### Data for processing

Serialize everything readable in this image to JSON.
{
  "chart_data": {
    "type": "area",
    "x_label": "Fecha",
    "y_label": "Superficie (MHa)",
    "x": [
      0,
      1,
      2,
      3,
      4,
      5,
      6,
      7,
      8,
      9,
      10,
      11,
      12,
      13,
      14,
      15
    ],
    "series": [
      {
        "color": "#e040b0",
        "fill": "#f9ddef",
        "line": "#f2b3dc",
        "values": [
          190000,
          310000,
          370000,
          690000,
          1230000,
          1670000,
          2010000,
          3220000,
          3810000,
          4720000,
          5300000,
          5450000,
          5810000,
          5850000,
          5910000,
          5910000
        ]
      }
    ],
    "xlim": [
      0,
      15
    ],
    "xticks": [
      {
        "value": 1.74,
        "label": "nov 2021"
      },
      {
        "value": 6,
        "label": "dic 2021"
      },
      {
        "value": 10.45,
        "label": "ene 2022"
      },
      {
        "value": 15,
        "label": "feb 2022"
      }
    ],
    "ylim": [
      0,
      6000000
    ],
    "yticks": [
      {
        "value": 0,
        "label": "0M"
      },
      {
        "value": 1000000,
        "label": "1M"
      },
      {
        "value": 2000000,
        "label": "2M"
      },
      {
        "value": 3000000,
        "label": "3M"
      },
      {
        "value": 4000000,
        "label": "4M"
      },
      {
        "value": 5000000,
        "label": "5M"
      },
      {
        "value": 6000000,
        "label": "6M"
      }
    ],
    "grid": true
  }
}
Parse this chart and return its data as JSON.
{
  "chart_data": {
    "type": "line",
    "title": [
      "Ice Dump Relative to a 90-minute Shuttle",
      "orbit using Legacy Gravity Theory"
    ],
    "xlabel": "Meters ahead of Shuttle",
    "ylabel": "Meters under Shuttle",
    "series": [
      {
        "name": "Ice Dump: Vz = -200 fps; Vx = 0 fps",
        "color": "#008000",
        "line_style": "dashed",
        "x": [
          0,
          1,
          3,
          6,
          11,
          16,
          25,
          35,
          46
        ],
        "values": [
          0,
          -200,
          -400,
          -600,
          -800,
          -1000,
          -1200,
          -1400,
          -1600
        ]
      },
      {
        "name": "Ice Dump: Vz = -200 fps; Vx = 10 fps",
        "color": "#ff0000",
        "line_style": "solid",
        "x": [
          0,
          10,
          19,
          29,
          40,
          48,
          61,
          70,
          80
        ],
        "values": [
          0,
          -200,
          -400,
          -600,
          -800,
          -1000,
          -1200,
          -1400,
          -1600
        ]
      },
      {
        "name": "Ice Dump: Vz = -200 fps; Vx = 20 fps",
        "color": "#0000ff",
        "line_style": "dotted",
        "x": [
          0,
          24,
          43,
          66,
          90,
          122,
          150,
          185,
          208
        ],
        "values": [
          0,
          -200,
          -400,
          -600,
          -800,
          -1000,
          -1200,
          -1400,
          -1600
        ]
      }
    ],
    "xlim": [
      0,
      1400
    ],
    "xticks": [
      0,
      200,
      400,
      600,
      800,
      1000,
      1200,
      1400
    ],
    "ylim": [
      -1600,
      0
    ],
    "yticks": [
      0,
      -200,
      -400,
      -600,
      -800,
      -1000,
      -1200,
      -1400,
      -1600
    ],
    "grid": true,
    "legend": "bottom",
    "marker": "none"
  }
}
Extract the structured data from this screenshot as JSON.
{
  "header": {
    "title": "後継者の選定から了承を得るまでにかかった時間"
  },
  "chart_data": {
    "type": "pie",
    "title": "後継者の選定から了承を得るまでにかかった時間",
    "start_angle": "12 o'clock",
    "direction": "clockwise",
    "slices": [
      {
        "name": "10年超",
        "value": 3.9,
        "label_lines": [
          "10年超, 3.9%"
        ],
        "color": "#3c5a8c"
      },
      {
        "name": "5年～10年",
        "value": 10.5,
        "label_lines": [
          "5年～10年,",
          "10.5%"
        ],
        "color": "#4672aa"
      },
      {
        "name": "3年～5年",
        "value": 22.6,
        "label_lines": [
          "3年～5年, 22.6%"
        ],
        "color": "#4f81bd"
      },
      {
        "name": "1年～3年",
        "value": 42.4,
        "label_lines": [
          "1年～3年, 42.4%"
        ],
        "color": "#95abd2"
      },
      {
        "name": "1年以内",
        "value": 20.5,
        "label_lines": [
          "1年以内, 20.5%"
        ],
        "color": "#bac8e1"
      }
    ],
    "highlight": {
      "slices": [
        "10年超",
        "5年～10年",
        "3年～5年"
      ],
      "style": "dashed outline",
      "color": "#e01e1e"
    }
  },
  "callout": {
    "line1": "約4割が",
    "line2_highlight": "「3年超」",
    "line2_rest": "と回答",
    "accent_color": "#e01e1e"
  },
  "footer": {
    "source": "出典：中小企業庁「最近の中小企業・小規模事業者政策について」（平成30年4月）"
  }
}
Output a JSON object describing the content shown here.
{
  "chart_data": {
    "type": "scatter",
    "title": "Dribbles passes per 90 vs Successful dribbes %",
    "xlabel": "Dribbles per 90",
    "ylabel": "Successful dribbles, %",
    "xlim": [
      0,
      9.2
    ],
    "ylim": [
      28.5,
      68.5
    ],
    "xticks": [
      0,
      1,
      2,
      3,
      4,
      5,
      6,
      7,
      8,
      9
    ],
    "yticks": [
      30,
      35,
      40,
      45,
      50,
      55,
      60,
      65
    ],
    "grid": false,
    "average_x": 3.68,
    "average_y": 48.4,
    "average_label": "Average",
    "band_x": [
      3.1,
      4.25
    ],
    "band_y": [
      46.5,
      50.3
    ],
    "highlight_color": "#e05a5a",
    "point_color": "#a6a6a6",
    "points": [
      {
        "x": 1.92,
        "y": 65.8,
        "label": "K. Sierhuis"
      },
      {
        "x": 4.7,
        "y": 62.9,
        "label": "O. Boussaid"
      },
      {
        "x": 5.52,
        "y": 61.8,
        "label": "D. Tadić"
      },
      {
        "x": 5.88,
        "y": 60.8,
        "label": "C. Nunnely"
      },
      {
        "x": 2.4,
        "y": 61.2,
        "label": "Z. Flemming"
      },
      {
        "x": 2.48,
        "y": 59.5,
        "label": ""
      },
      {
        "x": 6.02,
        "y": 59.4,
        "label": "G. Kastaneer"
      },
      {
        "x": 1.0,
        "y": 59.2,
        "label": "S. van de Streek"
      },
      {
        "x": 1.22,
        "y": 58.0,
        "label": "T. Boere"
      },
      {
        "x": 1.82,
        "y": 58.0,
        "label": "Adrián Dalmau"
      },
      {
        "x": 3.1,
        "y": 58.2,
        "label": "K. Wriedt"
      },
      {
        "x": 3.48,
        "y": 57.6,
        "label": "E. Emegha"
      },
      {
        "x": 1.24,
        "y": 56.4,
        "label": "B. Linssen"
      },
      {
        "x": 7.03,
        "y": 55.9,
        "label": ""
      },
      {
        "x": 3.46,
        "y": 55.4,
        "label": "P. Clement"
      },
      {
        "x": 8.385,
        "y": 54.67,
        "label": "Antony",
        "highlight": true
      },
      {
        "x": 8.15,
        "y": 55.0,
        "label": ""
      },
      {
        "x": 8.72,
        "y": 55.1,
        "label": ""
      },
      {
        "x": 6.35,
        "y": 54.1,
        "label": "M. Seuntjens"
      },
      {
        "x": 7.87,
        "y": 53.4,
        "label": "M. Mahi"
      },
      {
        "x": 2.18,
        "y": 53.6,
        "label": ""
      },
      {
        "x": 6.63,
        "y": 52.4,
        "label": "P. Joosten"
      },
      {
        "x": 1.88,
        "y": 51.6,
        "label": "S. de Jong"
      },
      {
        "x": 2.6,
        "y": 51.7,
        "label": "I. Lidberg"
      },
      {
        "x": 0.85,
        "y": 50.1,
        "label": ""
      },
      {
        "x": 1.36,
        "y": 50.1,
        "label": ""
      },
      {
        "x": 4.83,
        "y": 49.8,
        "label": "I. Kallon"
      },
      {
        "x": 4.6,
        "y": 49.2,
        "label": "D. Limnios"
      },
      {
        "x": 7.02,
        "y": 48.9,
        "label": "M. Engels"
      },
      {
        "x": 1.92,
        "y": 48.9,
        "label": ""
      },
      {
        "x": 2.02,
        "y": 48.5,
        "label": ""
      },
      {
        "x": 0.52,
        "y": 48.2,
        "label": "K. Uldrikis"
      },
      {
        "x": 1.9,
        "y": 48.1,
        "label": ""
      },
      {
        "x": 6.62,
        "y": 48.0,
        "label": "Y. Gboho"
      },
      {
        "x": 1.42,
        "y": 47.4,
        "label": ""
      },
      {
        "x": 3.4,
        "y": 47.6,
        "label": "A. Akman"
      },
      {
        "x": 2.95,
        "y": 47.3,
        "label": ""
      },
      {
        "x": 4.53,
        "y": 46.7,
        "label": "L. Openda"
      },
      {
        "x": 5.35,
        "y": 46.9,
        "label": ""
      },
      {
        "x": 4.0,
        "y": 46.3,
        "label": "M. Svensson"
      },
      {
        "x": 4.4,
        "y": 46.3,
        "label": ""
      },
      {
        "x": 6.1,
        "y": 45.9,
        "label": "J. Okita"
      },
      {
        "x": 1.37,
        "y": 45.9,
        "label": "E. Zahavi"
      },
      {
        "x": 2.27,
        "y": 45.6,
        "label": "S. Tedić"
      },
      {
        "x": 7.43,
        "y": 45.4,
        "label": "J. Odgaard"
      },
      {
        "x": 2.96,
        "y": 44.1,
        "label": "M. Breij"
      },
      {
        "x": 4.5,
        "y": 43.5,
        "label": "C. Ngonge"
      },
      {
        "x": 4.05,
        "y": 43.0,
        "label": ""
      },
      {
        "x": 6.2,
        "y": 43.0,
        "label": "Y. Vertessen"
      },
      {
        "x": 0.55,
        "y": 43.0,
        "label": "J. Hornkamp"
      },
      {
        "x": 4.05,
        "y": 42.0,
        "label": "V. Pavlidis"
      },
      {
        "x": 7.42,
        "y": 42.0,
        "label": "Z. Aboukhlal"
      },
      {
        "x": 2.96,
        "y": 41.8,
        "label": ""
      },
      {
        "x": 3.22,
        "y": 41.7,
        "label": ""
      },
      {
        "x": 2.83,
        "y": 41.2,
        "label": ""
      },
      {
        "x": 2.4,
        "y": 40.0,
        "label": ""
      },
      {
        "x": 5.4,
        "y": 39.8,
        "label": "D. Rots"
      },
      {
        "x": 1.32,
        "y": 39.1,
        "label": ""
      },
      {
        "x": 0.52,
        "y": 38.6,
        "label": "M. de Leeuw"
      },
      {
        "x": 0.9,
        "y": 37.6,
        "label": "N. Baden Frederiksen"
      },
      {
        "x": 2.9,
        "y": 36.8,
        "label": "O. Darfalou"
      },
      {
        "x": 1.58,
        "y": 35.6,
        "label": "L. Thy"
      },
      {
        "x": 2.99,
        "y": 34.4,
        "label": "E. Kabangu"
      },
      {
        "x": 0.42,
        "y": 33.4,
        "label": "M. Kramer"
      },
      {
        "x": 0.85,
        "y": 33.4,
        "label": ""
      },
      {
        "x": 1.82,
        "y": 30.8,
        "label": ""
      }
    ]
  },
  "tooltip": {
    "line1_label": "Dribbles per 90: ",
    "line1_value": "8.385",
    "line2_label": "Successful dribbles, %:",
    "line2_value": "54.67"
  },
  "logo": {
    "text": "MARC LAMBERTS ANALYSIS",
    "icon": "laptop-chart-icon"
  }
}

######

Work to complete = Show the lines of the records that include the string "Meters".

Final result =
    "xlabel": "Meters ahead of Shuttle",
    "ylabel": "Meters under Shuttle",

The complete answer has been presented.